◆ WHAT YOU ARE ASKED TO DO:
Count the lines that hold the string "Photograph". Reply with the number alone.
--- begin RECORDS FOR THE EXERCISE ---
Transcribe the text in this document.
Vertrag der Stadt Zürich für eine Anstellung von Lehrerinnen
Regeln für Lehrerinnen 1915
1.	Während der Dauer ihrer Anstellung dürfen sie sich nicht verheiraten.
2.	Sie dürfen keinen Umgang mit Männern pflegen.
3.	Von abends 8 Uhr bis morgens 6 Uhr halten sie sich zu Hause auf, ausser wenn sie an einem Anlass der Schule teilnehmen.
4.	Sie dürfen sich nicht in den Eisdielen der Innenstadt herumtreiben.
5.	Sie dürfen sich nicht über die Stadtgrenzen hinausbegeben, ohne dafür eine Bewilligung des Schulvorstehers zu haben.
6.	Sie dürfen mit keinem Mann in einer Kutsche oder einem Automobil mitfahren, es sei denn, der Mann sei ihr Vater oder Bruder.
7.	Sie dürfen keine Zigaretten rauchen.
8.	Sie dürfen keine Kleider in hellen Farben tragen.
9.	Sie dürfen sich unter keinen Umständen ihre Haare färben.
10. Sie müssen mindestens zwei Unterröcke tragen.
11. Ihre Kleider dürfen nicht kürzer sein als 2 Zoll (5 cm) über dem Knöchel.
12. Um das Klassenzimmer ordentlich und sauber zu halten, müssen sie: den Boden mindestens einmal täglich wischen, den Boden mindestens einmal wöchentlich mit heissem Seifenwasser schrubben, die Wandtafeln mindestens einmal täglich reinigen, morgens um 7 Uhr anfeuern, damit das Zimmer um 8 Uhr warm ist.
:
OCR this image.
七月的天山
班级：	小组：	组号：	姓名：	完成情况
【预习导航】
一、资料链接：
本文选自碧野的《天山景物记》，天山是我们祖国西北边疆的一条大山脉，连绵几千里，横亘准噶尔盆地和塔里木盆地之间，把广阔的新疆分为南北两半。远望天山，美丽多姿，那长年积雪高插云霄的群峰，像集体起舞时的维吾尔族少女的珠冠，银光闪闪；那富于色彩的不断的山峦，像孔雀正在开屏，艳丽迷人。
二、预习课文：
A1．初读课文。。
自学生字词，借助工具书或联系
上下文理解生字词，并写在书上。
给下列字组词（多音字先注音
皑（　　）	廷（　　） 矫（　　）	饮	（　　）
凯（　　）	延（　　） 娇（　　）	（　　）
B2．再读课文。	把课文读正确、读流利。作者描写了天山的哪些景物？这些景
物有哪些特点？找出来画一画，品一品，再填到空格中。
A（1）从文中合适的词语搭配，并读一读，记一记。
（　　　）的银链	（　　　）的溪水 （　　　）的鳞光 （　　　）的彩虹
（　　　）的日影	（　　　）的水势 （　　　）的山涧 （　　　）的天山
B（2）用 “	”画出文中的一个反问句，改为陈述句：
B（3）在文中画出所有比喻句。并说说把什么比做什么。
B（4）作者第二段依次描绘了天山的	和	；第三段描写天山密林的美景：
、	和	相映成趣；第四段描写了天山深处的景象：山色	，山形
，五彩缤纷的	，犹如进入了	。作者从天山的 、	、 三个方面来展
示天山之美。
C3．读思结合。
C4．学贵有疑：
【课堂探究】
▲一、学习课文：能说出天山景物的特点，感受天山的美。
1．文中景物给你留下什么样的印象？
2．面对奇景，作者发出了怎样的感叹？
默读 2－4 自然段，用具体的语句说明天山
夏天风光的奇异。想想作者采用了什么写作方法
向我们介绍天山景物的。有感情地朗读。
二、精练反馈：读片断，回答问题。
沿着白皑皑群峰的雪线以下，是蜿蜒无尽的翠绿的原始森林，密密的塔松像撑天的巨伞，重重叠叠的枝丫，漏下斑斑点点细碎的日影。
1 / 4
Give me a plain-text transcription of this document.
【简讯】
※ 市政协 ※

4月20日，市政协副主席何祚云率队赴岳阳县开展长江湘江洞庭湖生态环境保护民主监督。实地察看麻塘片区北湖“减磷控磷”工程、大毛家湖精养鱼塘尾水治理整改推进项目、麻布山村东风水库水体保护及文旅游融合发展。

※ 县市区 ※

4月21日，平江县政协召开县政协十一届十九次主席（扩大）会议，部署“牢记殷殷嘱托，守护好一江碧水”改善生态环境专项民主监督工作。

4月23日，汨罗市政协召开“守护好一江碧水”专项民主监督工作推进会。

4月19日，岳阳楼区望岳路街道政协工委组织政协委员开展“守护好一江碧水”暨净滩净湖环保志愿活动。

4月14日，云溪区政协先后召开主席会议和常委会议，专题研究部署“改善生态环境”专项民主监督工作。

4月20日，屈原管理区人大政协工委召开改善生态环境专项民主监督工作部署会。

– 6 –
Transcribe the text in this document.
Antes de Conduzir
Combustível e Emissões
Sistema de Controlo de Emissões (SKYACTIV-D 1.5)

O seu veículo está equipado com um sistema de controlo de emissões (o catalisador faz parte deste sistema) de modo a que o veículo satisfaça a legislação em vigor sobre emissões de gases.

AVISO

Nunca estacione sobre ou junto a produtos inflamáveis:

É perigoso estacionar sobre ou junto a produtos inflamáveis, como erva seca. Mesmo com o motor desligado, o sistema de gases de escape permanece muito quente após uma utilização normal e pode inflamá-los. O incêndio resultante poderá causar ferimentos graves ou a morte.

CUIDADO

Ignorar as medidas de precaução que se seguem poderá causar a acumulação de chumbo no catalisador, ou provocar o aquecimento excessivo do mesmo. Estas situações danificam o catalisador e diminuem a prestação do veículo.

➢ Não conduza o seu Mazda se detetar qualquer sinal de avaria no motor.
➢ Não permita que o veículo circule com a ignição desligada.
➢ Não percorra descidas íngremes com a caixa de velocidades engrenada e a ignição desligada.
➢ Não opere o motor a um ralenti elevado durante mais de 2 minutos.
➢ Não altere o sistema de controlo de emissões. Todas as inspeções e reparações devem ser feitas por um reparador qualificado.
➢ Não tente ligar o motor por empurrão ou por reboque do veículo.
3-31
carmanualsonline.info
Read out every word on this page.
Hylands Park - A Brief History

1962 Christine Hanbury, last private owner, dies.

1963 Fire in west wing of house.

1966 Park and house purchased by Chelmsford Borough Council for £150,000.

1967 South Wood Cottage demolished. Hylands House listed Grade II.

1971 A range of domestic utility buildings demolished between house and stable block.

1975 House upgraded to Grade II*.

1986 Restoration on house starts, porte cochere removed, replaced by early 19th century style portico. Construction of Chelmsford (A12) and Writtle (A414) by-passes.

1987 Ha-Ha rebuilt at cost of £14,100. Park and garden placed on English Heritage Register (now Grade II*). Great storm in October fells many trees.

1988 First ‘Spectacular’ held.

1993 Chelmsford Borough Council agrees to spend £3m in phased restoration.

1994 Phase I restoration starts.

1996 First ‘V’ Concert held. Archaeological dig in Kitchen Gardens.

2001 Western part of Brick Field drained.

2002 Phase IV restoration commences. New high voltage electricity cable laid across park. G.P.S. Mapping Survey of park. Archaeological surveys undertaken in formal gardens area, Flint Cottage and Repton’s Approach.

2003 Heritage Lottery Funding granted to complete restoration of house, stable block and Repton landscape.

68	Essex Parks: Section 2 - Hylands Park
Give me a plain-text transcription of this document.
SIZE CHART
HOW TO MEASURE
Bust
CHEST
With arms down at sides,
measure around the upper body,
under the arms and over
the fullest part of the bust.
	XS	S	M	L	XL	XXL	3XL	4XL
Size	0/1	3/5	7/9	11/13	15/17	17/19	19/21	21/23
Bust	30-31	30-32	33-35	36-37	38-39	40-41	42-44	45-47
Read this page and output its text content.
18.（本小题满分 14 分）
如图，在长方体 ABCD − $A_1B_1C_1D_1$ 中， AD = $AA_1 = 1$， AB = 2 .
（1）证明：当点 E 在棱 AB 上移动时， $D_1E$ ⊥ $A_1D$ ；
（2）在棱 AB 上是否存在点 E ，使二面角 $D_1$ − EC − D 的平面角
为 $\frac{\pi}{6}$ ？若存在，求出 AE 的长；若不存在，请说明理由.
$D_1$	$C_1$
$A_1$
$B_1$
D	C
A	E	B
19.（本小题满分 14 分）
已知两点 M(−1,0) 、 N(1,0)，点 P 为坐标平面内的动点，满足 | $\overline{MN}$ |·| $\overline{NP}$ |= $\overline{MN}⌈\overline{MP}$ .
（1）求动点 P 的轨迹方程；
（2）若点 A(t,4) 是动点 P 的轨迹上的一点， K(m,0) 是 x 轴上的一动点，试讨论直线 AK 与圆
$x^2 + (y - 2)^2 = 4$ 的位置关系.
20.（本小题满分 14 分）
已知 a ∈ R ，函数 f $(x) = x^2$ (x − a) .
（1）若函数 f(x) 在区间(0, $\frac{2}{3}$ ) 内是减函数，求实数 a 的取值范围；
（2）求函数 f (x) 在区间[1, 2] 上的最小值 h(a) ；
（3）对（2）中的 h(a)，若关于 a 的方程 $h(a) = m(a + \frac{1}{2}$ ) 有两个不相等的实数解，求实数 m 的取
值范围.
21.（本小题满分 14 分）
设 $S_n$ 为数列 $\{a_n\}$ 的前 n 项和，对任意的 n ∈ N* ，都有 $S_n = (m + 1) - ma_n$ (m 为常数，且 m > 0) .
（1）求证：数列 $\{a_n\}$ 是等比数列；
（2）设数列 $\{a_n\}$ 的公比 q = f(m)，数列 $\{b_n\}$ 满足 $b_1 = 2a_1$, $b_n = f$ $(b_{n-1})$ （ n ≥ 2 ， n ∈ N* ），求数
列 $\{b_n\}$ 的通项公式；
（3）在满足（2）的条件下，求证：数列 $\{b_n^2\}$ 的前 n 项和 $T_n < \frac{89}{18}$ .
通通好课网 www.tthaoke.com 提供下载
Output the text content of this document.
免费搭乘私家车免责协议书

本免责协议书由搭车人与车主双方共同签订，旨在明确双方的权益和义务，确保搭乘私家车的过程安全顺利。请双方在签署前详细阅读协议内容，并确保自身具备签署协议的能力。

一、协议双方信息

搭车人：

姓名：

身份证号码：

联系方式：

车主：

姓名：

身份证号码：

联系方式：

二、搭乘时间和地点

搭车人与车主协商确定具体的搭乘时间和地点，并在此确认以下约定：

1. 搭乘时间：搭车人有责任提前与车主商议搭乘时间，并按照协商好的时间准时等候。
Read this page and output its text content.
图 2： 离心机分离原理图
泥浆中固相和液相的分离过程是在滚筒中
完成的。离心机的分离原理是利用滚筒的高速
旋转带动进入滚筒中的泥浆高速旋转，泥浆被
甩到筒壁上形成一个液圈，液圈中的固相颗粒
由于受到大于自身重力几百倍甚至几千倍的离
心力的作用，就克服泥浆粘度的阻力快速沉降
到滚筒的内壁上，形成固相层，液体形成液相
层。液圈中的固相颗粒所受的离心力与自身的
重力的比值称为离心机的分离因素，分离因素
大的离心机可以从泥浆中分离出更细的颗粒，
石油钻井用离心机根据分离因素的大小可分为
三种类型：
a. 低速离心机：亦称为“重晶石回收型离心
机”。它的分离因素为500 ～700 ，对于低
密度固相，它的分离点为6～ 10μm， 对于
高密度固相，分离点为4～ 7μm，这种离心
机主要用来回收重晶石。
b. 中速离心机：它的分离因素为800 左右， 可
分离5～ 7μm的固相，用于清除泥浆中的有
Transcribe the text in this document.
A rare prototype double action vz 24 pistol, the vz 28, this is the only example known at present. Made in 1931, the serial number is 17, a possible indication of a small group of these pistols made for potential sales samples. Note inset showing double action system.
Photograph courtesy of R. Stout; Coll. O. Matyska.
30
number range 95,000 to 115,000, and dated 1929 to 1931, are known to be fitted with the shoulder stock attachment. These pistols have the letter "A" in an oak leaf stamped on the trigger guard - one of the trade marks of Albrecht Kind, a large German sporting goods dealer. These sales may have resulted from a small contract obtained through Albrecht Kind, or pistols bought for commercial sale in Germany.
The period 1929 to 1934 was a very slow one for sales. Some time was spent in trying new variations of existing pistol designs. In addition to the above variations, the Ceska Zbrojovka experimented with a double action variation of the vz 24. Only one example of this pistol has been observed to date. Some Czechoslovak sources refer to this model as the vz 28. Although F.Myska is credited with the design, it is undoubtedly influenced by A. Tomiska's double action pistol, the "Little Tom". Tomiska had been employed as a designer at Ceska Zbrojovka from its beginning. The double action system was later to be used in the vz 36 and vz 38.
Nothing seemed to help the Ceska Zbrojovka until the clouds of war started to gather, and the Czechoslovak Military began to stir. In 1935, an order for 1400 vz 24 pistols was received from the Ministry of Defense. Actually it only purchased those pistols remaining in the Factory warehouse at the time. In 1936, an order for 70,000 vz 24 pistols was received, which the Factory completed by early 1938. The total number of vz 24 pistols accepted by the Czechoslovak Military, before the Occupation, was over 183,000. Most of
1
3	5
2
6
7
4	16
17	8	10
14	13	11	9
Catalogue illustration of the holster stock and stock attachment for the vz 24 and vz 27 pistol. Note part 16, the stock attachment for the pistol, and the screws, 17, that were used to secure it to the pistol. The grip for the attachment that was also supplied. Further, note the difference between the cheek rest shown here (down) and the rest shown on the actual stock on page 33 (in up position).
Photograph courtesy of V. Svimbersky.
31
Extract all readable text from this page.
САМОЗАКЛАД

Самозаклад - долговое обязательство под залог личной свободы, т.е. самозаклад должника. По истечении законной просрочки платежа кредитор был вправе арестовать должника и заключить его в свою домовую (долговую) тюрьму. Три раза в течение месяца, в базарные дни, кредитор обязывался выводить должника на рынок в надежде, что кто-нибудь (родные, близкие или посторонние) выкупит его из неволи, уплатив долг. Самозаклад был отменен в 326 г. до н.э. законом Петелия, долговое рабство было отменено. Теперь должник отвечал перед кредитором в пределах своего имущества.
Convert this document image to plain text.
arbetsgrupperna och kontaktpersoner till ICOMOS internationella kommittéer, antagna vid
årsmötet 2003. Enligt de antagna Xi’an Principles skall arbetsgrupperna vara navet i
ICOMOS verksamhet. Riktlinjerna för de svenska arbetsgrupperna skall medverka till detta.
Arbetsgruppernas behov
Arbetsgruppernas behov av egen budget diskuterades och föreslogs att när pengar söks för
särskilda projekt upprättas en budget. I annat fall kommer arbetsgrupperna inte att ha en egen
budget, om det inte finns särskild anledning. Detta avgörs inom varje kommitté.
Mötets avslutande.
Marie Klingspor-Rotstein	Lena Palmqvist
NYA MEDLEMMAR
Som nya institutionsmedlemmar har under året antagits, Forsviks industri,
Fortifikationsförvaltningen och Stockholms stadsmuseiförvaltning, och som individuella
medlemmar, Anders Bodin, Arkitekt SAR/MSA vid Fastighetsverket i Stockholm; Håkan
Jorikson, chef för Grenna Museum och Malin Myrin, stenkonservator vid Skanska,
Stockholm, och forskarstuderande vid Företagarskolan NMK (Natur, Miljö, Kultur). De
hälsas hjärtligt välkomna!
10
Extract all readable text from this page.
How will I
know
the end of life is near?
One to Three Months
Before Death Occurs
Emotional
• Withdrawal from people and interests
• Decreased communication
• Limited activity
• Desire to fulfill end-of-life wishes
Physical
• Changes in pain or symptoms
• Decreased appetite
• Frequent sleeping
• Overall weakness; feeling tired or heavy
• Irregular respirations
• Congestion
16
--- end RECORDS FOR THE EXERCISE ---
◆ EXERCISE SOLUTION:
2